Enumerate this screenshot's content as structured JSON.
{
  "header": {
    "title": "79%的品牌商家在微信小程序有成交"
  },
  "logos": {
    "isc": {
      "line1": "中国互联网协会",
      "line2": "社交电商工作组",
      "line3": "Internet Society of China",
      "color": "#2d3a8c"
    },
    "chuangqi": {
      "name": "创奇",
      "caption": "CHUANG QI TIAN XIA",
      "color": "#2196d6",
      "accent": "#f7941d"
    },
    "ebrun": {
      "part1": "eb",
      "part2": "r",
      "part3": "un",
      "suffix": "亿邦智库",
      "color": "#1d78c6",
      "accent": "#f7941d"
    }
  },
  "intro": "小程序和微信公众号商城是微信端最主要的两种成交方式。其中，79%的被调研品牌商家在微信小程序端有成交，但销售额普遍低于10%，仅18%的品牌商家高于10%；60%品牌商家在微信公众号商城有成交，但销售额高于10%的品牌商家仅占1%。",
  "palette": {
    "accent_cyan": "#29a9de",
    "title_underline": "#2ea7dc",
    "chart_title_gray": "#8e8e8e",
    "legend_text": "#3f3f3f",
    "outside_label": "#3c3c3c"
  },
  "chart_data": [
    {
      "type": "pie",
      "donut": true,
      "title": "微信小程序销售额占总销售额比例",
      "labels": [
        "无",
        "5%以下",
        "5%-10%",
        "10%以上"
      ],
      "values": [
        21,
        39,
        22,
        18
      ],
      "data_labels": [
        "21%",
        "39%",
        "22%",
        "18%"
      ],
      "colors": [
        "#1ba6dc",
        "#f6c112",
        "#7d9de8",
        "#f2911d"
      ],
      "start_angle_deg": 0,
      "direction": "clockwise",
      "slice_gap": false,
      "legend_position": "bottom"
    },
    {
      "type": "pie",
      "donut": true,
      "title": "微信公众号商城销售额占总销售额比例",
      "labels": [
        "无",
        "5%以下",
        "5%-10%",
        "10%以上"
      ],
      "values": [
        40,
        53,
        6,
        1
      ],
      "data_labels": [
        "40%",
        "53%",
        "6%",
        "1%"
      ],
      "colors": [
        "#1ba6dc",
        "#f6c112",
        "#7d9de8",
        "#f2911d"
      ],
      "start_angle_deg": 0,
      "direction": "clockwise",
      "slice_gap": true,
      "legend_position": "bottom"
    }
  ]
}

● Exercise directions: Reproduce all data above, unchanged.

● Solution:
Enumerate this screenshot's content as structured JSON.
{
  "header": {
    "title": "79%的品牌商家在微信小程序有成交"
  },
  "logos": {
    "isc": {
      "line1": "中国互联网协会",
      "line2": "社交电商工作组",
      "line3": "Internet Society of China",
      "color": "#2d3a8c"
    },
    "chuangqi": {
      "name": "创奇",
      "caption": "CHUANG QI TIAN XIA",
      "color": "#2196d6",
      "accent": "#f7941d"
    },
    "ebrun": {
      "part1": "eb",
      "part2": "r",
      "part3": "un",
      "suffix": "亿邦智库",
      "color": "#1d78c6",
      "accent": "#f7941d"
    }
  },
  "intro": "小程序和微信公众号商城是微信端最主要的两种成交方式。其中，79%的被调研品牌商家在微信小程序端有成交，但销售额普遍低于10%，仅18%的品牌商家高于10%；60%品牌商家在微信公众号商城有成交，但销售额高于10%的品牌商家仅占1%。",
  "palette": {
    "accent_cyan": "#29a9de",
    "title_underline": "#2ea7dc",
    "chart_title_gray": "#8e8e8e",
    "legend_text": "#3f3f3f",
    "outside_label": "#3c3c3c"
  },
  "chart_data": [
    {
      "type": "pie",
      "donut": true,
      "title": "微信小程序销售额占总销售额比例",
      "labels": [
        "无",
        "5%以下",
        "5%-10%",
        "10%以上"
      ],
      "values": [
        21,
        39,
        22,
        18
      ],
      "data_labels": [
        "21%",
        "39%",
        "22%",
        "18%"
      ],
      "colors": [
        "#1ba6dc",
        "#f6c112",
        "#7d9de8",
        "#f2911d"
      ],
      "start_angle_deg": 0,
      "direction": "clockwise",
      "slice_gap": false,
      "legend_position": "bottom"
    },
    {
      "type": "pie",
      "donut": true,
      "title": "微信公众号商城销售额占总销售额比例",
      "labels": [
        "无",
        "5%以下",
        "5%-10%",
        "10%以上"
      ],
      "values": [
        40,
        53,
        6,
        1
      ],
      "data_labels": [
        "40%",
        "53%",
        "6%",
        "1%"
      ],
      "colors": [
        "#1ba6dc",
        "#f6c112",
        "#7d9de8",
        "#f2911d"
      ],
      "start_angle_deg": 0,
      "direction": "clockwise",
      "slice_gap": true,
      "legend_position": "bottom"
    }
  ]
}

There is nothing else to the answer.